Figure content listings
'''
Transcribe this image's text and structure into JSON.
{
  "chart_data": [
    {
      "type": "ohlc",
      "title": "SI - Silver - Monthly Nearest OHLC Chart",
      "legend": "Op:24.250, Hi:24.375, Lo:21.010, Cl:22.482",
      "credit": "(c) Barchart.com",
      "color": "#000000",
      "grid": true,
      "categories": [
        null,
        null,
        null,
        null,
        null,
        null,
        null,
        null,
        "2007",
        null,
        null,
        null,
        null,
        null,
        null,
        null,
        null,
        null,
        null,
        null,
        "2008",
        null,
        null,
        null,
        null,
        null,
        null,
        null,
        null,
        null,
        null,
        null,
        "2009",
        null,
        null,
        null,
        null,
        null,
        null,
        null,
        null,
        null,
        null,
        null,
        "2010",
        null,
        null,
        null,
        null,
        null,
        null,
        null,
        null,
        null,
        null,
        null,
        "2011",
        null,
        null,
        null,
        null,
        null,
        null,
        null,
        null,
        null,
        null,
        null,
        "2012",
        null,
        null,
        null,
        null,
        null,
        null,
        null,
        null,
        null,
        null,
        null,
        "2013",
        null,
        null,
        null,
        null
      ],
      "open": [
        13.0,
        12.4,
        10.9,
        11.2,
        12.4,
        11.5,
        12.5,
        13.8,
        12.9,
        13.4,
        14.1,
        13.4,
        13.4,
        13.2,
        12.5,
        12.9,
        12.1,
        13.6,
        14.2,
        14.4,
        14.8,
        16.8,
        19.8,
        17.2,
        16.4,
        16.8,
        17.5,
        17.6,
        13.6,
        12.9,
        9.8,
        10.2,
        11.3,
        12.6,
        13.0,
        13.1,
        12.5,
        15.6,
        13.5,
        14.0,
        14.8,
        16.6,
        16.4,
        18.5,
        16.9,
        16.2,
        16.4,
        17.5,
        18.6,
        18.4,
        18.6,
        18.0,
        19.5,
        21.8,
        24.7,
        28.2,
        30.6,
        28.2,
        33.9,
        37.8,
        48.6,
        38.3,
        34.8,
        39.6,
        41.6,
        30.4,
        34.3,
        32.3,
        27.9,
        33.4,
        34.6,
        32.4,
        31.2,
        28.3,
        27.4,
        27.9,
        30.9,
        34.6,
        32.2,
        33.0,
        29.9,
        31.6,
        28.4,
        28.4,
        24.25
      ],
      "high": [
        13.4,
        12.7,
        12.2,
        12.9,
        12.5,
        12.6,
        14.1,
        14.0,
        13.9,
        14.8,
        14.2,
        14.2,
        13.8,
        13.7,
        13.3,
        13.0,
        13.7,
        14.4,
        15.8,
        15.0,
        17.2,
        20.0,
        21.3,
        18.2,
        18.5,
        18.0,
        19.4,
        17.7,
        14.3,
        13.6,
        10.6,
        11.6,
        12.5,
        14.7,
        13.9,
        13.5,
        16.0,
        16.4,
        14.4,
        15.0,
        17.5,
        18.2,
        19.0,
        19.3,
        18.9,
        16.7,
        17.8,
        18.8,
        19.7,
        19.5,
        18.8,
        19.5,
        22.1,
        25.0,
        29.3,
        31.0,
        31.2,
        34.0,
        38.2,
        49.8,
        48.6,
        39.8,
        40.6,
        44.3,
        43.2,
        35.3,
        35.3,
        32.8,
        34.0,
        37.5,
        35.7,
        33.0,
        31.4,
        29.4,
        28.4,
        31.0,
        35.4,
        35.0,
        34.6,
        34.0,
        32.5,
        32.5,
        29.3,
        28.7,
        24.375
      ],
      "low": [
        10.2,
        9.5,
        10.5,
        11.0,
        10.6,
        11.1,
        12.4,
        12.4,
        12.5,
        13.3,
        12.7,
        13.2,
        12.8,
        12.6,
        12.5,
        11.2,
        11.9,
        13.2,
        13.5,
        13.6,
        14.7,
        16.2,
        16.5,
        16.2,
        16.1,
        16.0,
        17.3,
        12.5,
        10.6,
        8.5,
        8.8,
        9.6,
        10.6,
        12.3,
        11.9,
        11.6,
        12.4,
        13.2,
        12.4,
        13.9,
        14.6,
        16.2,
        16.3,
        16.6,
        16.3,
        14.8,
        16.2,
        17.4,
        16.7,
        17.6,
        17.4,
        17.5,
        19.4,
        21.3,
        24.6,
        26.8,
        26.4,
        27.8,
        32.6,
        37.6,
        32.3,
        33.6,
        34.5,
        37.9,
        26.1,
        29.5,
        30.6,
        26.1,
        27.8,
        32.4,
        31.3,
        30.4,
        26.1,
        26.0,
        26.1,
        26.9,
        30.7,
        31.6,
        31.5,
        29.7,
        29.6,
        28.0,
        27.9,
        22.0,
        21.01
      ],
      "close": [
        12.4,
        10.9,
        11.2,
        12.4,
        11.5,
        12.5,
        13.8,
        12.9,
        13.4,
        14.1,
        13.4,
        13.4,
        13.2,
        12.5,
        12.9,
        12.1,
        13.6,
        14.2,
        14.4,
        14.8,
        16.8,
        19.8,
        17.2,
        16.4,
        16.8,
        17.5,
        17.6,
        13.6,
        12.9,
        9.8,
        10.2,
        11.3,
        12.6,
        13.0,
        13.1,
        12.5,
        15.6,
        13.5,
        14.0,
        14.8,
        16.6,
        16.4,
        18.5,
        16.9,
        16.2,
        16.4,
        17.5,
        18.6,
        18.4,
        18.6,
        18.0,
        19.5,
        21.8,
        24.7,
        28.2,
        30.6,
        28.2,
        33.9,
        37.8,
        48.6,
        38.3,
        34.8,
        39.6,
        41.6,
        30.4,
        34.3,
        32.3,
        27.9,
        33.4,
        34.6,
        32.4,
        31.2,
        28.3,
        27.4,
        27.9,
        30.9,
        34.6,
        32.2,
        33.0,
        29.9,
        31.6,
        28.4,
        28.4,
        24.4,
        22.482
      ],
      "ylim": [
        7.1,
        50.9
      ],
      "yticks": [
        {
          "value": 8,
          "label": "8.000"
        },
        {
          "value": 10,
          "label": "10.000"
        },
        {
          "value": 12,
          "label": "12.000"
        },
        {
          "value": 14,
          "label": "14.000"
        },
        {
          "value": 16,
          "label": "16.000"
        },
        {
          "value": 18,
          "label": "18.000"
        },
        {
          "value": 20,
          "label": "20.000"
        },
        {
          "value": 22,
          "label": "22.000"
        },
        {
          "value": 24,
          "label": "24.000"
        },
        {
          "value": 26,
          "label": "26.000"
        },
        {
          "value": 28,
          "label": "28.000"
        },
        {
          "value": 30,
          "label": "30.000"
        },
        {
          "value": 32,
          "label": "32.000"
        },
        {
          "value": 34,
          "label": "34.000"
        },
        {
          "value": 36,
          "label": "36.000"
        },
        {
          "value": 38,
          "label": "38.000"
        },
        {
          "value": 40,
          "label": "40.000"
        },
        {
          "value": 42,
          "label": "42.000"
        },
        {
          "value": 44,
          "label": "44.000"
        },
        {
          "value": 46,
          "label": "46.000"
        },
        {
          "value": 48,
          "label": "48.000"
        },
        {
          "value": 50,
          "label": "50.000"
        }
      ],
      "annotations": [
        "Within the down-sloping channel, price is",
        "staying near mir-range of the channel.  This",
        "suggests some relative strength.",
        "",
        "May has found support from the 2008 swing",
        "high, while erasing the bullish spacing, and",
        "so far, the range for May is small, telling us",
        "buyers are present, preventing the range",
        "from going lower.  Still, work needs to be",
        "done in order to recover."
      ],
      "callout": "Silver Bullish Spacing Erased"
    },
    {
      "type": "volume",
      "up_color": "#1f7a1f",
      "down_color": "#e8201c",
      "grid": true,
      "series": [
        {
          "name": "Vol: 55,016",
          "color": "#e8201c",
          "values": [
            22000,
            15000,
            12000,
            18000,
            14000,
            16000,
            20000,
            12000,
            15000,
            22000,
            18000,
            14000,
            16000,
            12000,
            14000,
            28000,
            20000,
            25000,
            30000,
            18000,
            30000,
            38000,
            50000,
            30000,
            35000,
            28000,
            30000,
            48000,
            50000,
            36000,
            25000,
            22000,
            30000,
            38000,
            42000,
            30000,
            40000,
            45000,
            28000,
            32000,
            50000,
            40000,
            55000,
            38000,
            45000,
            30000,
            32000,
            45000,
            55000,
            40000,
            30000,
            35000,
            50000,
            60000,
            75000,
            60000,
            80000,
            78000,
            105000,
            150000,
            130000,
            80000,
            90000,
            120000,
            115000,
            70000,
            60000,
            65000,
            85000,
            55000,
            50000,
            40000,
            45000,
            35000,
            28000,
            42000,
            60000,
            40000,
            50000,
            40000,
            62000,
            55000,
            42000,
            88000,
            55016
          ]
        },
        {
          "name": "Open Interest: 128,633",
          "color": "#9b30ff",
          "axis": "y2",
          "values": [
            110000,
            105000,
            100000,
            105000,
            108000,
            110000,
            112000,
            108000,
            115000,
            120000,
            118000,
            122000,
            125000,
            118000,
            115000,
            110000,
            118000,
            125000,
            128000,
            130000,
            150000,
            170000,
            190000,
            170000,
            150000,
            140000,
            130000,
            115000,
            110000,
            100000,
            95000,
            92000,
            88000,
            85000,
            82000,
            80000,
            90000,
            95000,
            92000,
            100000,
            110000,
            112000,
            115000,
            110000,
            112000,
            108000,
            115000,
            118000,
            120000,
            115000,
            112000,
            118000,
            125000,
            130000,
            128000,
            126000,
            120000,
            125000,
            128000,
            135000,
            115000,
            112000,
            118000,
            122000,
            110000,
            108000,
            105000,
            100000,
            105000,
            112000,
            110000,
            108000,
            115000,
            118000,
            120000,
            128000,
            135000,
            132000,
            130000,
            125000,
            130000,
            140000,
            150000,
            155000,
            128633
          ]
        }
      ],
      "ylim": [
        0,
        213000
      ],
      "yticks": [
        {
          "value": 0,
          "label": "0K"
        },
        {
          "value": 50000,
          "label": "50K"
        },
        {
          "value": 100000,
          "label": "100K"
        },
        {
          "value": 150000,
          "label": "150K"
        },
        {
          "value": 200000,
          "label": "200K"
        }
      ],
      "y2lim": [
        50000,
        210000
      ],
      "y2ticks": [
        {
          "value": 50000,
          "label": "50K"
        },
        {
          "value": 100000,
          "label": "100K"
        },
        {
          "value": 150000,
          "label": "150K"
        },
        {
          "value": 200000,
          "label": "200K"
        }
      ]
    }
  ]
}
'''
Task details => Report how many lines of the data hold the string "high"; give only the number.

Exercise output => 2